* _Instructions for the task_
Restate the entire listing word for word.

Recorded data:
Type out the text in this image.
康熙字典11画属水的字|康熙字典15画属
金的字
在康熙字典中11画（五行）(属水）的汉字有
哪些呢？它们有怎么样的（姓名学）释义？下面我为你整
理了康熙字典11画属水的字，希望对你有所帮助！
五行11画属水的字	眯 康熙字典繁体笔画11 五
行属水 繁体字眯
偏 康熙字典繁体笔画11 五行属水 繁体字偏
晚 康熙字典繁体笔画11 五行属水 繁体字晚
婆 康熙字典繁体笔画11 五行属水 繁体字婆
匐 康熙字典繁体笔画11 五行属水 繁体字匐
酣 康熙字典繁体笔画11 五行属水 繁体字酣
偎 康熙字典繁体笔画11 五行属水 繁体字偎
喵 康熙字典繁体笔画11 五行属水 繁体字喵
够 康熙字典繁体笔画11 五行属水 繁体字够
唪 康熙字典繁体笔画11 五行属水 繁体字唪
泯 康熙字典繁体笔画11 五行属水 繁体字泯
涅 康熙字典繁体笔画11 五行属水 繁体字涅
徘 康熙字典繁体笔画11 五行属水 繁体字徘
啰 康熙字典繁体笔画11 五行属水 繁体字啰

* _Answer for this exercise_
Type out the text in this image.
康熙字典11画属水的字|康熙字典15画属
金的字
在康熙字典中11画（五行）(属水）的汉字有
哪些呢？它们有怎么样的（姓名学）释义？下面我为你整
理了康熙字典11画属水的字，希望对你有所帮助！
五行11画属水的字	眯 康熙字典繁体笔画11 五
行属水 繁体字眯
偏 康熙字典繁体笔画11 五行属水 繁体字偏
晚 康熙字典繁体笔画11 五行属水 繁体字晚
婆 康熙字典繁体笔画11 五行属水 繁体字婆
匐 康熙字典繁体笔画11 五行属水 繁体字匐
酣 康熙字典繁体笔画11 五行属水 繁体字酣
偎 康熙字典繁体笔画11 五行属水 繁体字偎
喵 康熙字典繁体笔画11 五行属水 繁体字喵
够 康熙字典繁体笔画11 五行属水 繁体字够
唪 康熙字典繁体笔画11 五行属水 繁体字唪
泯 康熙字典繁体笔画11 五行属水 繁体字泯
涅 康熙字典繁体笔画11 五行属水 繁体字涅
徘 康熙字典繁体笔画11 五行属水 繁体字徘
啰 康熙字典繁体笔画11 五行属水 繁体字啰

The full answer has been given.